* MATERIAL FOR THIS EXERCISE *
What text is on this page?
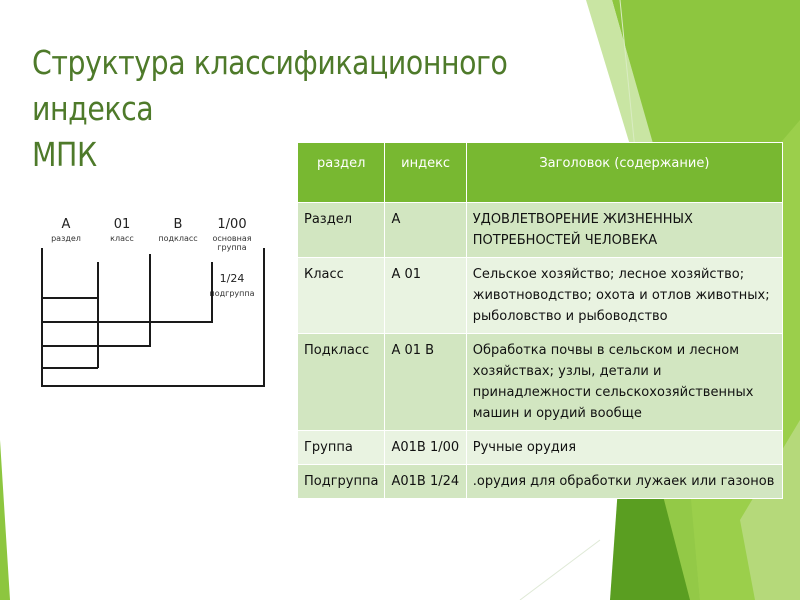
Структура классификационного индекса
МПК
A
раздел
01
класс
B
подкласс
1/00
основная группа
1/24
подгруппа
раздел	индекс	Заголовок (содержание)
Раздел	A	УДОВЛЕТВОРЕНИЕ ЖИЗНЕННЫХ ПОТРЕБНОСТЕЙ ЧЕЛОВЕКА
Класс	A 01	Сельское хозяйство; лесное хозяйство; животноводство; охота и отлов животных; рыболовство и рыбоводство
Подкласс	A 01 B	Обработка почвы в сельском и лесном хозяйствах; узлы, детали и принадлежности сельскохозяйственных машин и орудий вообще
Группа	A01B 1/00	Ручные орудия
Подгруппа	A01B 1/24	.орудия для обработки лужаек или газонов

==

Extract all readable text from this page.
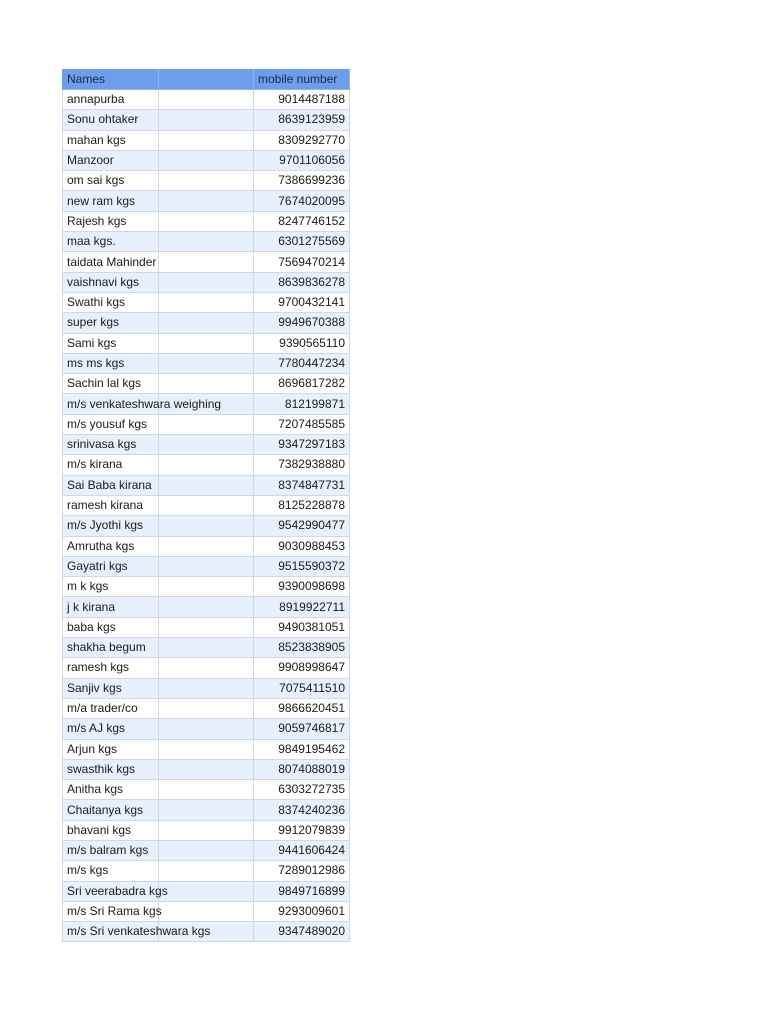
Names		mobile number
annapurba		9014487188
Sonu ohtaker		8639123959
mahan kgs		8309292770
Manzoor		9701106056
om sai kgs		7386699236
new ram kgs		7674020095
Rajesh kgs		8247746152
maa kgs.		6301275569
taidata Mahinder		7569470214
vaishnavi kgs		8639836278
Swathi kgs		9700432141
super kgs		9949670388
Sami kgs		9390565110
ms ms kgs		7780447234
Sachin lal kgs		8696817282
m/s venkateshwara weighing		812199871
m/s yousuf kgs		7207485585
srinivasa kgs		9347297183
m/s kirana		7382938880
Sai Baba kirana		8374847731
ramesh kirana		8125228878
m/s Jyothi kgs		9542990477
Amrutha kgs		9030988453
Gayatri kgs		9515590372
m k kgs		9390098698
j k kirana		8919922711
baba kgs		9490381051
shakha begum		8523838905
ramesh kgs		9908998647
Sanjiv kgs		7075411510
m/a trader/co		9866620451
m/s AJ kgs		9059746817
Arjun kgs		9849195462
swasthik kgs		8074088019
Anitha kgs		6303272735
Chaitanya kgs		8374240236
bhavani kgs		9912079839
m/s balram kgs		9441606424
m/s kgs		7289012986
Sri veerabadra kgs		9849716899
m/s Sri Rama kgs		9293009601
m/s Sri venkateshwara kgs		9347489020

* GIVEN PROBLEM *
Find the word "page" in the material, then list each line that holds it.

* WRITTEN RESPONSE *
What text is on this page?
Extract all readable text from this page.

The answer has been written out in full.